[What you will do]
Exactly as they appear, output all of the entries.

[Extracted data entries]
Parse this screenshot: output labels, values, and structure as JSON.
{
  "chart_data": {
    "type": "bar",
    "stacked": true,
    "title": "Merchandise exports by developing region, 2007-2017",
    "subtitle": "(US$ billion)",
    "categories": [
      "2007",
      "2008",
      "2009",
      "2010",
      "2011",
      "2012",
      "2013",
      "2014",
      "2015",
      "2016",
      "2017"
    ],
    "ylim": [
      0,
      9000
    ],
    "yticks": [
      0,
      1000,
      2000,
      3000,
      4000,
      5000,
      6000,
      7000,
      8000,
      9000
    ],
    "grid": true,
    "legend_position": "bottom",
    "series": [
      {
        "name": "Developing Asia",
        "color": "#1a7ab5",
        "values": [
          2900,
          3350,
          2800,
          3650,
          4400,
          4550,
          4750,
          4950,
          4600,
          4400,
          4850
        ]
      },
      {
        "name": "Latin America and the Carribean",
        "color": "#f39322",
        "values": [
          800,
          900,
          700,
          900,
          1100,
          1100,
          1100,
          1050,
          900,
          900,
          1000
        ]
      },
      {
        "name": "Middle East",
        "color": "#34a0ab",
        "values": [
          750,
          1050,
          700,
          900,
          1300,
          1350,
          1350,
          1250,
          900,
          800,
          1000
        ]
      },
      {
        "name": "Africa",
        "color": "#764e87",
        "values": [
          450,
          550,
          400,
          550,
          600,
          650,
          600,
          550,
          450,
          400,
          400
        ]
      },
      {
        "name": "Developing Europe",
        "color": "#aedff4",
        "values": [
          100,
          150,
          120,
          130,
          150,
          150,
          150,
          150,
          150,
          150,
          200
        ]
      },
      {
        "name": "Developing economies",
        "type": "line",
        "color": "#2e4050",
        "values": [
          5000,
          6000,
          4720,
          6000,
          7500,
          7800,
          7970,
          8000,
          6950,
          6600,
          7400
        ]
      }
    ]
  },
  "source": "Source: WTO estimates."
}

[Complete response]
Parse this screenshot: output labels, values, and structure as JSON.
{
  "chart_data": {
    "type": "bar",
    "stacked": true,
    "title": "Merchandise exports by developing region, 2007-2017",
    "subtitle": "(US$ billion)",
    "categories": [
      "2007",
      "2008",
      "2009",
      "2010",
      "2011",
      "2012",
      "2013",
      "2014",
      "2015",
      "2016",
      "2017"
    ],
    "ylim": [
      0,
      9000
    ],
    "yticks": [
      0,
      1000,
      2000,
      3000,
      4000,
      5000,
      6000,
      7000,
      8000,
      9000
    ],
    "grid": true,
    "legend_position": "bottom",
    "series": [
      {
        "name": "Developing Asia",
        "color": "#1a7ab5",
        "values": [
          2900,
          3350,
          2800,
          3650,
          4400,
          4550,
          4750,
          4950,
          4600,
          4400,
          4850
        ]
      },
      {
        "name": "Latin America and the Carribean",
        "color": "#f39322",
        "values": [
          800,
          900,
          700,
          900,
          1100,
          1100,
          1100,
          1050,
          900,
          900,
          1000
        ]
      },
      {
        "name": "Middle East",
        "color": "#34a0ab",
        "values": [
          750,
          1050,
          700,
          900,
          1300,
          1350,
          1350,
          1250,
          900,
          800,
          1000
        ]
      },
      {
        "name": "Africa",
        "color": "#764e87",
        "values": [
          450,
          550,
          400,
          550,
          600,
          650,
          600,
          550,
          450,
          400,
          400
        ]
      },
      {
        "name": "Developing Europe",
        "color": "#aedff4",
        "values": [
          100,
          150,
          120,
          130,
          150,
          150,
          150,
          150,
          150,
          150,
          200
        ]
      },
      {
        "name": "Developing economies",
        "type": "line",
        "color": "#2e4050",
        "values": [
          5000,
          6000,
          4720,
          6000,
          7500,
          7800,
          7970,
          8000,
          6950,
          6600,
          7400
        ]
      }
    ]
  },
  "source": "Source: WTO estimates."
}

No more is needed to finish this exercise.